▶ Task description:
Type the records out again in full, exactly.

▶ Data shown:
▬▬▬▬▬▬▬▬▬▬
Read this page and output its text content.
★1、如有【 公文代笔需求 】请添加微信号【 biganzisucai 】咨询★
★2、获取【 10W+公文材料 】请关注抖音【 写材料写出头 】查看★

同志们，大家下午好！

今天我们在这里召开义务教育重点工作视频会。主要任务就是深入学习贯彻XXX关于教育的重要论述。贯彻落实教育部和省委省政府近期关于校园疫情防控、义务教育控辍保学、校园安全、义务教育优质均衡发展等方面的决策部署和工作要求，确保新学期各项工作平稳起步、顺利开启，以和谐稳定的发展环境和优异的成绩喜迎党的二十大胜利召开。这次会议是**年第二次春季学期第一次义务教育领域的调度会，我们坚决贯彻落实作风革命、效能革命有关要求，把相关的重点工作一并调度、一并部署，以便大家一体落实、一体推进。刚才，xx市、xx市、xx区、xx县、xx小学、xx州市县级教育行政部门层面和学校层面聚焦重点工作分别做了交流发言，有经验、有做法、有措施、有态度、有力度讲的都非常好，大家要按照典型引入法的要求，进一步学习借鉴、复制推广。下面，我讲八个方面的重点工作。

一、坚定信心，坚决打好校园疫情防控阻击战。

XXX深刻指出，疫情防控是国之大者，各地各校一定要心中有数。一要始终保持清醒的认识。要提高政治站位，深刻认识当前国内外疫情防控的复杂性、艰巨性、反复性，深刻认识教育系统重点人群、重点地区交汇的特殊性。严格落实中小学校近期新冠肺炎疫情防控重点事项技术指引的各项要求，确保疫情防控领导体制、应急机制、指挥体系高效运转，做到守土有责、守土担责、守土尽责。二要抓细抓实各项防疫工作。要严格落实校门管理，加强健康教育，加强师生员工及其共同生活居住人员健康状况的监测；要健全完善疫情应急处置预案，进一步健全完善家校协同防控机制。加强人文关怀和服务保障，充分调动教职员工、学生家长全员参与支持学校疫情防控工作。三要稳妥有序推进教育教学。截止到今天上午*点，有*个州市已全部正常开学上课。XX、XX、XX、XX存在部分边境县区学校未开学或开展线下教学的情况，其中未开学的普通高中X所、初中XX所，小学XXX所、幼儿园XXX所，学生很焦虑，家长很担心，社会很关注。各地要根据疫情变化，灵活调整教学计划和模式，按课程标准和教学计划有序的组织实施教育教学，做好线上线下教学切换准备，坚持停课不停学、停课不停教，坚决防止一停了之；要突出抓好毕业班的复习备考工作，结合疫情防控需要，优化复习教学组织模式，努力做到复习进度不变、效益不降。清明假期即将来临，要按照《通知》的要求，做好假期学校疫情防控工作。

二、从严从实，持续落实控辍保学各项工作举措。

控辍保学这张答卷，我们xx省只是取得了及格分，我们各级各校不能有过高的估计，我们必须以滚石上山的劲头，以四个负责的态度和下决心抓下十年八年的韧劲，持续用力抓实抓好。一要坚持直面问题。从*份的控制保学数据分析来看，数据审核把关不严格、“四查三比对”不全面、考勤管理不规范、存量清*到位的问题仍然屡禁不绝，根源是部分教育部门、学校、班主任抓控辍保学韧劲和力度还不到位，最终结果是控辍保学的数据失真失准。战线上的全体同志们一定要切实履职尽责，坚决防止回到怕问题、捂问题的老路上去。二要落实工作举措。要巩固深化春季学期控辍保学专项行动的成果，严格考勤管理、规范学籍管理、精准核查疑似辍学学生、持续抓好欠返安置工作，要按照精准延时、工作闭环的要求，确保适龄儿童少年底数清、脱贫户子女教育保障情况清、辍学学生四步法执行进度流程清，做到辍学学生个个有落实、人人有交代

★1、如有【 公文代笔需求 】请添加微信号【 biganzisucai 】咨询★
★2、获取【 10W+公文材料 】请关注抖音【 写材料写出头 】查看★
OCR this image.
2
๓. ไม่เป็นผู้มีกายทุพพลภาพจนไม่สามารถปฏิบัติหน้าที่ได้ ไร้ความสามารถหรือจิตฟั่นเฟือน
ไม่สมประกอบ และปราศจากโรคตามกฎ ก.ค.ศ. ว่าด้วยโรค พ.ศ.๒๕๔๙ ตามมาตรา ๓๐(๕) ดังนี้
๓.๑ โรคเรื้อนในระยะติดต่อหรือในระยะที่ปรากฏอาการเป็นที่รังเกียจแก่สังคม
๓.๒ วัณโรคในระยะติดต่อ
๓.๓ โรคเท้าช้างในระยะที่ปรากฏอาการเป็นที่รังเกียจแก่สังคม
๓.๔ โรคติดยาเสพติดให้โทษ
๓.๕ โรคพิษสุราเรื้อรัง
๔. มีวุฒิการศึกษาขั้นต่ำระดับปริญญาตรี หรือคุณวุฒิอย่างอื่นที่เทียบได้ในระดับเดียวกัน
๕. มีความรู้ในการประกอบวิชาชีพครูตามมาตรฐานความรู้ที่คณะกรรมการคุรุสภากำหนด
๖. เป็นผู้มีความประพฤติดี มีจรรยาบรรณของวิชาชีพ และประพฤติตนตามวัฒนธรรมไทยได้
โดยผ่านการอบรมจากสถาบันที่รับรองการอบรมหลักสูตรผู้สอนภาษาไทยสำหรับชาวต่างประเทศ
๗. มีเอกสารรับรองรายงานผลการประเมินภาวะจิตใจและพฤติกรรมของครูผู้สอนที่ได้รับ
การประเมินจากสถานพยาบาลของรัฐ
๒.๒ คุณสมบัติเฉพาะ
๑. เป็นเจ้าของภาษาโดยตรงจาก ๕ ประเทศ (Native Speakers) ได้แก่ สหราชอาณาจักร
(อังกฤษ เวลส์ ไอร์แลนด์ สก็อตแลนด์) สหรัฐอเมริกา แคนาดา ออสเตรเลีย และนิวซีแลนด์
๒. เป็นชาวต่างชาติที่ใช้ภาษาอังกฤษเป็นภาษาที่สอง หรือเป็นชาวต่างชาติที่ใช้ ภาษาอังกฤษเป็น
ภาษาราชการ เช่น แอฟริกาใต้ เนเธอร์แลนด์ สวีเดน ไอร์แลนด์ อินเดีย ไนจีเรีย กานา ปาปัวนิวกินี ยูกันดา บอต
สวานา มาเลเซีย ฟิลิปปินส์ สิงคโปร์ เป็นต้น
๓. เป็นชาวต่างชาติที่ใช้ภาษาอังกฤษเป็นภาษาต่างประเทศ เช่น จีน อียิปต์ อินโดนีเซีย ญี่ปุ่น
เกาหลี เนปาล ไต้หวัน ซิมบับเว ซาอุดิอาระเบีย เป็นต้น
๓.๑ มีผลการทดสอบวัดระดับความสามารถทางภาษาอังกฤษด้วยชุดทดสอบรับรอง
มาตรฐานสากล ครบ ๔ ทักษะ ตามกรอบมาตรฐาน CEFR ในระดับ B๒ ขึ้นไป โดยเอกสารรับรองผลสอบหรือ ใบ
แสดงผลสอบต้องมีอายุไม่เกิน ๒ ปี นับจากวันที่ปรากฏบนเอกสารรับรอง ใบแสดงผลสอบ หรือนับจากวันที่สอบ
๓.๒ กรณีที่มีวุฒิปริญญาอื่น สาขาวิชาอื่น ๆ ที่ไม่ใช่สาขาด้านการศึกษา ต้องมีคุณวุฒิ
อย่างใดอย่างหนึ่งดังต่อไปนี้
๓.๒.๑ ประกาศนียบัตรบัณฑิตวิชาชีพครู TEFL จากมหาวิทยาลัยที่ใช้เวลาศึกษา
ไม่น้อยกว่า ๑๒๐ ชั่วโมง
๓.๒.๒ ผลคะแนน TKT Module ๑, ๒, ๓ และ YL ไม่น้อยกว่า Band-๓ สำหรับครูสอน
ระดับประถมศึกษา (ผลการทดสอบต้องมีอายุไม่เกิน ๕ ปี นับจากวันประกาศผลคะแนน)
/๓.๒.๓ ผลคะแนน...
▬▬▬▬▬▬▬▬▬▬
▶ Solution:
Read this page and output its text content.
★1、如有【 公文代笔需求 】请添加微信号【 biganzisucai 】咨询★
★2、获取【 10W+公文材料 】请关注抖音【 写材料写出头 】查看★

同志们，大家下午好！

今天我们在这里召开义务教育重点工作视频会。主要任务就是深入学习贯彻XXX关于教育的重要论述。贯彻落实教育部和省委省政府近期关于校园疫情防控、义务教育控辍保学、校园安全、义务教育优质均衡发展等方面的决策部署和工作要求，确保新学期各项工作平稳起步、顺利开启，以和谐稳定的发展环境和优异的成绩喜迎党的二十大胜利召开。这次会议是**年第二次春季学期第一次义务教育领域的调度会，我们坚决贯彻落实作风革命、效能革命有关要求，把相关的重点工作一并调度、一并部署，以便大家一体落实、一体推进。刚才，xx市、xx市、xx区、xx县、xx小学、xx州市县级教育行政部门层面和学校层面聚焦重点工作分别做了交流发言，有经验、有做法、有措施、有态度、有力度讲的都非常好，大家要按照典型引入法的要求，进一步学习借鉴、复制推广。下面，我讲八个方面的重点工作。

一、坚定信心，坚决打好校园疫情防控阻击战。

XXX深刻指出，疫情防控是国之大者，各地各校一定要心中有数。一要始终保持清醒的认识。要提高政治站位，深刻认识当前国内外疫情防控的复杂性、艰巨性、反复性，深刻认识教育系统重点人群、重点地区交汇的特殊性。严格落实中小学校近期新冠肺炎疫情防控重点事项技术指引的各项要求，确保疫情防控领导体制、应急机制、指挥体系高效运转，做到守土有责、守土担责、守土尽责。二要抓细抓实各项防疫工作。要严格落实校门管理，加强健康教育，加强师生员工及其共同生活居住人员健康状况的监测；要健全完善疫情应急处置预案，进一步健全完善家校协同防控机制。加强人文关怀和服务保障，充分调动教职员工、学生家长全员参与支持学校疫情防控工作。三要稳妥有序推进教育教学。截止到今天上午*点，有*个州市已全部正常开学上课。XX、XX、XX、XX存在部分边境县区学校未开学或开展线下教学的情况，其中未开学的普通高中X所、初中XX所，小学XXX所、幼儿园XXX所，学生很焦虑，家长很担心，社会很关注。各地要根据疫情变化，灵活调整教学计划和模式，按课程标准和教学计划有序的组织实施教育教学，做好线上线下教学切换准备，坚持停课不停学、停课不停教，坚决防止一停了之；要突出抓好毕业班的复习备考工作，结合疫情防控需要，优化复习教学组织模式，努力做到复习进度不变、效益不降。清明假期即将来临，要按照《通知》的要求，做好假期学校疫情防控工作。

二、从严从实，持续落实控辍保学各项工作举措。

控辍保学这张答卷，我们xx省只是取得了及格分，我们各级各校不能有过高的估计，我们必须以滚石上山的劲头，以四个负责的态度和下决心抓下十年八年的韧劲，持续用力抓实抓好。一要坚持直面问题。从*份的控制保学数据分析来看，数据审核把关不严格、“四查三比对”不全面、考勤管理不规范、存量清*到位的问题仍然屡禁不绝，根源是部分教育部门、学校、班主任抓控辍保学韧劲和力度还不到位，最终结果是控辍保学的数据失真失准。战线上的全体同志们一定要切实履职尽责，坚决防止回到怕问题、捂问题的老路上去。二要落实工作举措。要巩固深化春季学期控辍保学专项行动的成果，严格考勤管理、规范学籍管理、精准核查疑似辍学学生、持续抓好欠返安置工作，要按照精准延时、工作闭环的要求，确保适龄儿童少年底数清、脱贫户子女教育保障情况清、辍学学生四步法执行进度流程清，做到辍学学生个个有落实、人人有交代

★1、如有【 公文代笔需求 】请添加微信号【 biganzisucai 】咨询★
★2、获取【 10W+公文材料 】请关注抖音【 写材料写出头 】查看★
OCR this image.
2
๓. ไม่เป็นผู้มีกายทุพพลภาพจนไม่สามารถปฏิบัติหน้าที่ได้ ไร้ความสามารถหรือจิตฟั่นเฟือน
ไม่สมประกอบ และปราศจากโรคตามกฎ ก.ค.ศ. ว่าด้วยโรค พ.ศ.๒๕๔๙ ตามมาตรา ๓๐(๕) ดังนี้
๓.๑ โรคเรื้อนในระยะติดต่อหรือในระยะที่ปรากฏอาการเป็นที่รังเกียจแก่สังคม
๓.๒ วัณโรคในระยะติดต่อ
๓.๓ โรคเท้าช้างในระยะที่ปรากฏอาการเป็นที่รังเกียจแก่สังคม
๓.๔ โรคติดยาเสพติดให้โทษ
๓.๕ โรคพิษสุราเรื้อรัง
๔. มีวุฒิการศึกษาขั้นต่ำระดับปริญญาตรี หรือคุณวุฒิอย่างอื่นที่เทียบได้ในระดับเดียวกัน
๕. มีความรู้ในการประกอบวิชาชีพครูตามมาตรฐานความรู้ที่คณะกรรมการคุรุสภากำหนด
๖. เป็นผู้มีความประพฤติดี มีจรรยาบรรณของวิชาชีพ และประพฤติตนตามวัฒนธรรมไทยได้
โดยผ่านการอบรมจากสถาบันที่รับรองการอบรมหลักสูตรผู้สอนภาษาไทยสำหรับชาวต่างประเทศ
๗. มีเอกสารรับรองรายงานผลการประเมินภาวะจิตใจและพฤติกรรมของครูผู้สอนที่ได้รับ
การประเมินจากสถานพยาบาลของรัฐ
๒.๒ คุณสมบัติเฉพาะ
๑. เป็นเจ้าของภาษาโดยตรงจาก ๕ ประเทศ (Native Speakers) ได้แก่ สหราชอาณาจักร
(อังกฤษ เวลส์ ไอร์แลนด์ สก็อตแลนด์) สหรัฐอเมริกา แคนาดา ออสเตรเลีย และนิวซีแลนด์
๒. เป็นชาวต่างชาติที่ใช้ภาษาอังกฤษเป็นภาษาที่สอง หรือเป็นชาวต่างชาติที่ใช้ ภาษาอังกฤษเป็น
ภาษาราชการ เช่น แอฟริกาใต้ เนเธอร์แลนด์ สวีเดน ไอร์แลนด์ อินเดีย ไนจีเรีย กานา ปาปัวนิวกินี ยูกันดา บอต
สวานา มาเลเซีย ฟิลิปปินส์ สิงคโปร์ เป็นต้น
๓. เป็นชาวต่างชาติที่ใช้ภาษาอังกฤษเป็นภาษาต่างประเทศ เช่น จีน อียิปต์ อินโดนีเซีย ญี่ปุ่น
เกาหลี เนปาล ไต้หวัน ซิมบับเว ซาอุดิอาระเบีย เป็นต้น
๓.๑ มีผลการทดสอบวัดระดับความสามารถทางภาษาอังกฤษด้วยชุดทดสอบรับรอง
มาตรฐานสากล ครบ ๔ ทักษะ ตามกรอบมาตรฐาน CEFR ในระดับ B๒ ขึ้นไป โดยเอกสารรับรองผลสอบหรือ ใบ
แสดงผลสอบต้องมีอายุไม่เกิน ๒ ปี นับจากวันที่ปรากฏบนเอกสารรับรอง ใบแสดงผลสอบ หรือนับจากวันที่สอบ
๓.๒ กรณีที่มีวุฒิปริญญาอื่น สาขาวิชาอื่น ๆ ที่ไม่ใช่สาขาด้านการศึกษา ต้องมีคุณวุฒิ
อย่างใดอย่างหนึ่งดังต่อไปนี้
๓.๒.๑ ประกาศนียบัตรบัณฑิตวิชาชีพครู TEFL จากมหาวิทยาลัยที่ใช้เวลาศึกษา
ไม่น้อยกว่า ๑๒๐ ชั่วโมง
๓.๒.๒ ผลคะแนน TKT Module ๑, ๒, ๓ และ YL ไม่น้อยกว่า Band-๓ สำหรับครูสอน
ระดับประถมศึกษา (ผลการทดสอบต้องมีอายุไม่เกิน ๕ ปี นับจากวันประกาศผลคะแนน)
/๓.๒.๓ ผลคะแนน...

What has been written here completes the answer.